==== DATASET ====

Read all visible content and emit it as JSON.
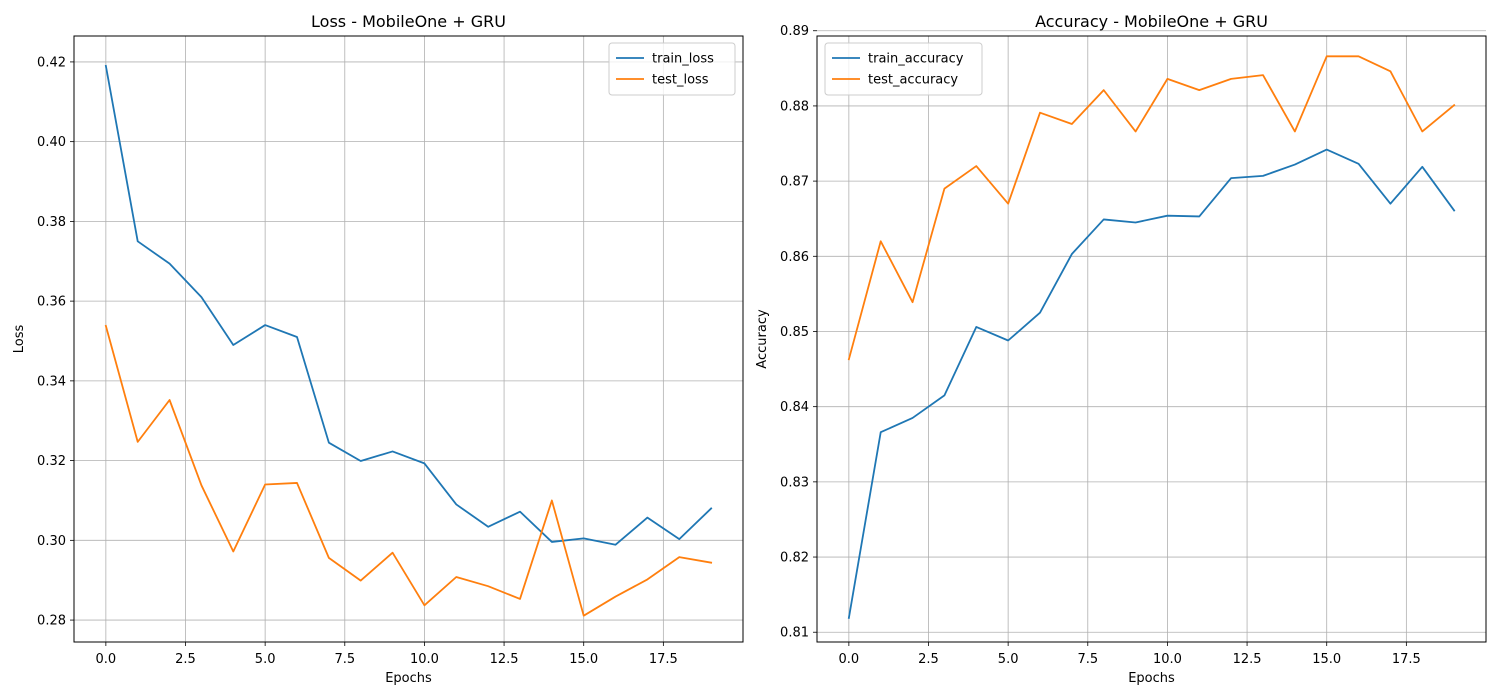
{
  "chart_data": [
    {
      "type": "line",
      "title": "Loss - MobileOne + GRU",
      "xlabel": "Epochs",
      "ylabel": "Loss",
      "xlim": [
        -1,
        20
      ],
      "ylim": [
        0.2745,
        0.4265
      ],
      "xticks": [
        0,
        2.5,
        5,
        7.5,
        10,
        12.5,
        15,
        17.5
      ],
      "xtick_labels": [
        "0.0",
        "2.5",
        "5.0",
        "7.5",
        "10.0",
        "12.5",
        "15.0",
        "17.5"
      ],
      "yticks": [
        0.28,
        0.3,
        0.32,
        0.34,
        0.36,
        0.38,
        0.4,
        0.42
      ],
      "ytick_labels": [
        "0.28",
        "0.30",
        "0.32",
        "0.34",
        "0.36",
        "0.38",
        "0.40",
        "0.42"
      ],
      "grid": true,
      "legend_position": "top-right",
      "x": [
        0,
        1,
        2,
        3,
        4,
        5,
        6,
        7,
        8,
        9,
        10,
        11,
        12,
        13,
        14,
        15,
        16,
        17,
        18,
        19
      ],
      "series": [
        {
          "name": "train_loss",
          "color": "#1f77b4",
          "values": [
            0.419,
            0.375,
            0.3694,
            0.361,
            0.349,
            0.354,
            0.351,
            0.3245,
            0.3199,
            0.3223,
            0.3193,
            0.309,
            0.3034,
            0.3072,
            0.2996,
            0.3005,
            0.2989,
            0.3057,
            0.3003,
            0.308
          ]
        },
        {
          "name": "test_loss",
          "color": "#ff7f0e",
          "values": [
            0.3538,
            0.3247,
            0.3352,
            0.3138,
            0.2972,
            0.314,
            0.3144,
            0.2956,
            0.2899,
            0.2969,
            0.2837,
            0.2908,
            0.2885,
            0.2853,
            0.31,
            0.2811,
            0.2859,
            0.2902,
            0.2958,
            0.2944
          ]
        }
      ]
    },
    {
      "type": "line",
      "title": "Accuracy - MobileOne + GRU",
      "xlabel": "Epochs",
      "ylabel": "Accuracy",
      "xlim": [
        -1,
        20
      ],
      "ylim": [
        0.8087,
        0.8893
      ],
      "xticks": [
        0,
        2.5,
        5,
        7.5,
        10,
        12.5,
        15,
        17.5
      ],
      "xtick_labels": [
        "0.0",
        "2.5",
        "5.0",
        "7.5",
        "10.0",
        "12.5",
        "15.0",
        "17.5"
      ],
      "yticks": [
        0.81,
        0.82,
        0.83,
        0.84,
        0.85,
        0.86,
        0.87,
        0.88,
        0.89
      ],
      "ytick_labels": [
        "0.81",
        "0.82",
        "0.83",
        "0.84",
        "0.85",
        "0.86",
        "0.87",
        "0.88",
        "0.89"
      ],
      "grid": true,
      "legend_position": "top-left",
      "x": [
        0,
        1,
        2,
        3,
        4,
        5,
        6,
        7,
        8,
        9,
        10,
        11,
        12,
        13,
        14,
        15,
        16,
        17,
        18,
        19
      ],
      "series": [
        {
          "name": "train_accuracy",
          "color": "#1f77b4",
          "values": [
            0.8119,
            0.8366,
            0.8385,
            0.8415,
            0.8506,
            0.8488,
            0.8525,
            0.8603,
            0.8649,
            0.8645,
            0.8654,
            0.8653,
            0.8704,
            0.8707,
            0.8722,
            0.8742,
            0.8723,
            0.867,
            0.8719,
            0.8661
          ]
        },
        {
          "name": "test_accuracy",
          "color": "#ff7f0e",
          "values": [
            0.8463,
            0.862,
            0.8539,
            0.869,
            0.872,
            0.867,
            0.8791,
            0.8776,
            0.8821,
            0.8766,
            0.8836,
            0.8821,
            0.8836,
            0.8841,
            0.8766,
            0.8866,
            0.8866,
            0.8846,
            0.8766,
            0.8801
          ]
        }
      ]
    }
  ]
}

====
==== DATASET ====

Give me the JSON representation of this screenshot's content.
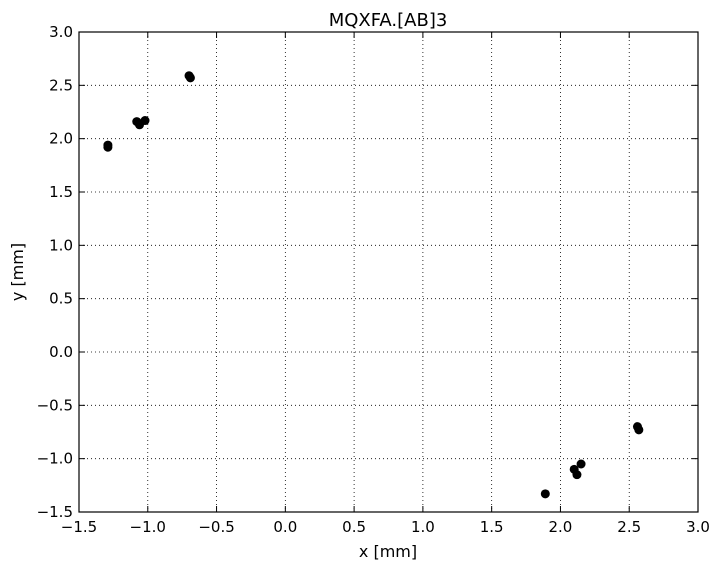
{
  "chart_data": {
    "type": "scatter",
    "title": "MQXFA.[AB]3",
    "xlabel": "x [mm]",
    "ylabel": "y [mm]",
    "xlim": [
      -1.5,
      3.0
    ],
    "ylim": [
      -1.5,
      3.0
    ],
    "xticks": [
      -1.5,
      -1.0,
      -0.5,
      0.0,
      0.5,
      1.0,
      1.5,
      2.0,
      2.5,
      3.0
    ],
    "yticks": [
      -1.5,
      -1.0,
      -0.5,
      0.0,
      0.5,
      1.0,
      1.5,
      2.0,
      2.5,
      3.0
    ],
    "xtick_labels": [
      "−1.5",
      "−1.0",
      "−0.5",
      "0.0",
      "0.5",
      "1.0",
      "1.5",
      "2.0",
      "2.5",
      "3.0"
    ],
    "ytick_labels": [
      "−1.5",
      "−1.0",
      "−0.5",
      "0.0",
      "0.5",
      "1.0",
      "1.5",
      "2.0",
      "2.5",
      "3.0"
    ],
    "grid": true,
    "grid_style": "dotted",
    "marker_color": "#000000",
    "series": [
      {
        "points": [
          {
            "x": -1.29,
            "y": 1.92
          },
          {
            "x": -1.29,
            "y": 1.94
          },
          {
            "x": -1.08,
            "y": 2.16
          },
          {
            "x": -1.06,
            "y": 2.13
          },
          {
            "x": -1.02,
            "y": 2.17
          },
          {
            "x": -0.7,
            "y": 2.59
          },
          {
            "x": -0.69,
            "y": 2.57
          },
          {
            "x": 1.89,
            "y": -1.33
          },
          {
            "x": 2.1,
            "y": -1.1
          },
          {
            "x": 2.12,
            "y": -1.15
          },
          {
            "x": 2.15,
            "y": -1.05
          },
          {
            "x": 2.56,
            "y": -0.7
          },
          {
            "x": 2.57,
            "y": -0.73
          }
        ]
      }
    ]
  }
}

====

Copy each line in the data that holds the word "MobileOne".

      "title": "Loss - MobileOne + GRU",
      "title": "Accuracy - MobileOne + GRU",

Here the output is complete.